What you need to do: Transcribe all of the records word for word, but omit the pictures.

Extracted material:

****************************************

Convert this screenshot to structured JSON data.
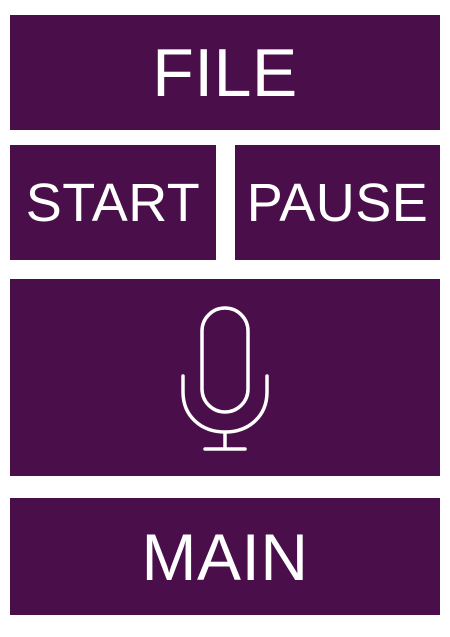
{
  "colors": {
    "tile_background": "#4a0f4a",
    "text": "#ffffff",
    "page_background": "#ffffff"
  },
  "buttons": {
    "file_label": "FILE",
    "start_label": "START",
    "pause_label": "PAUSE",
    "main_label": "MAIN"
  },
  "mic": {
    "icon": "microphone-icon"
  }
}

****************************************

Answer to this exercise:
Convert this screenshot to structured JSON data.
{
  "colors": {
    "tile_background": "#4a0f4a",
    "text": "#ffffff",
    "page_background": "#ffffff"
  },
  "buttons": {
    "file_label": "FILE",
    "start_label": "START",
    "pause_label": "PAUSE",
    "main_label": "MAIN"
  },
  "mic": {
    "icon": "microphone-icon"
  }
}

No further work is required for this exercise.